*EXERCISE REQUIREMENTS*: State the number of lines in the material below that have "bond" in them, without any other text.

————————

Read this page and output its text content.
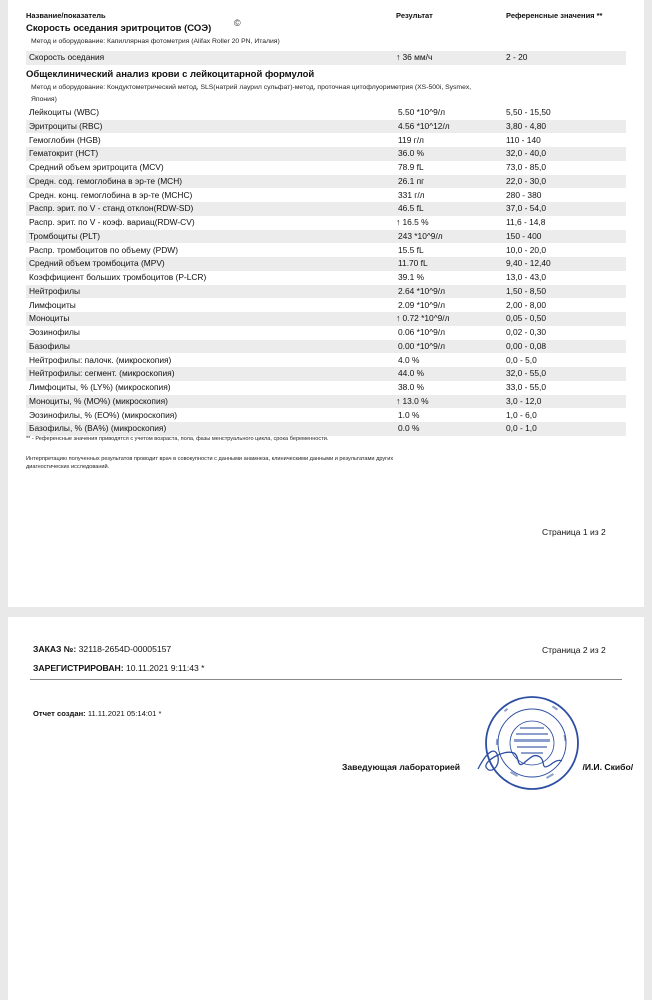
Название/показатель	Результат	Референсные значения **
Скорость оседания эритроцитов (СОЭ)	©
Метод и оборудование: Капиллярная фотометрия (Alifax Roller 20 PN, Италия)
Скорость оседания	↑ 36 мм/ч	2 - 20
Общеклинический анализ крови с лейкоцитарной формулой
Метод и оборудование: Кондуктометрический метод, SLS(натрий лаурил сульфат)-метод, проточная цитофлуориметрия (XS-500i, Sysmex,
Япония)
Лейкоциты (WBC)	5.50 *10^9/л	5,50 - 15,50
Эритроциты (RBC)	4.56 *10^12/л	3,80 - 4,80
Гемоглобин (HGB)	119 г/л	110 - 140
Гематокрит (HCT)	36.0 %	32,0 - 40,0
Средний объем эритроцита (MCV)	78.9 fL	73,0 - 85,0
Средн. сод. гемоглобина в эр-те (MCH)	26.1 пг	22,0 - 30,0
Средн. конц. гемоглобина в эр-те (MCHC)	331 г/л	280 - 380
Распр. эрит. по V - станд отклон(RDW-SD)	46.5 fL	37,0 - 54,0
Распр. эрит. по V - коэф. вариац(RDW-CV)	↑ 16.5 %	11,6 - 14,8
Тромбоциты (PLT)	243 *10^9/л	150 - 400
Распр. тромбоцитов по объему (PDW)	15.5 fL	10,0 - 20,0
Средний объем тромбоцита (MPV)	11.70 fL	9,40 - 12,40
Коэффициент больших тромбоцитов (P-LCR)	39.1 %	13,0 - 43,0
Нейтрофилы	2.64 *10^9/л	1,50 - 8,50
Лимфоциты	2.09 *10^9/л	2,00 - 8,00
Моноциты	↑ 0.72 *10^9/л	0,05 - 0,50
Эозинофилы	0.06 *10^9/л	0,02 - 0,30
Базофилы	0.00 *10^9/л	0,00 - 0,08
Нейтрофилы: палочк. (микроскопия)	4.0 %	0,0 - 5,0
Нейтрофилы: сегмент. (микроскопия)	44.0 %	32,0 - 55,0
Лимфоциты, % (LY%) (микроскопия)	38.0 %	33,0 - 55,0
Моноциты, % (MO%) (микроскопия)	↑ 13.0 %	3,0 - 12,0
Эозинофилы, % (EO%) (микроскопия)	1.0 %	1,0 - 6,0
Базофилы, % (BA%) (микроскопия)	0.0 %	0,0 - 1,0
** - Референсные значения приводятся с учетом возраста, пола, фазы менструального цикла, срока беременности.
Интерпретацию полученных результатов проводит врач в совокупности с данными анамнеза, клиническими данными и результатами других
диагностических исследований.
Страница 1 из 2
ЗАКАЗ №: 32118-2654D-00005157	Страница 2 из 2
ЗАРЕГИСТРИРОВАН: 10.11.2021 9:11:43 *
Отчет создан: 11.11.2021 05:14:01 *
Заведующая лабораторией	/И.И. Скибо/
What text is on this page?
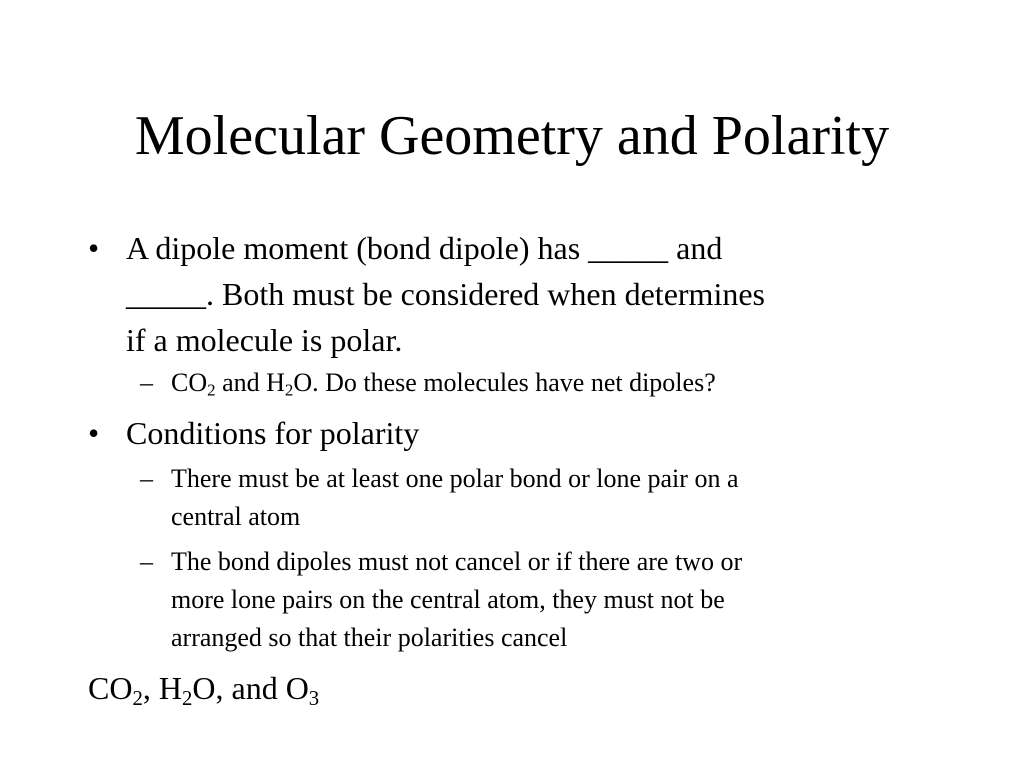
Molecular Geometry and Polarity
• A dipole moment (bond dipole) has _____ and
_____. Both must be considered when determines
if a molecule is polar.
– $CO_2$ and $H_2O$. Do these molecules have net dipoles?
• Conditions for polarity
– There must be at least one polar bond or lone pair on a
central atom
– The bond dipoles must not cancel or if there are two or
more lone pairs on the central atom, they must not be
arranged so that their polarities cancel
$CO_2$, $H_2O$, and $O_3$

————————

*RESULT OF THE TASK*: 3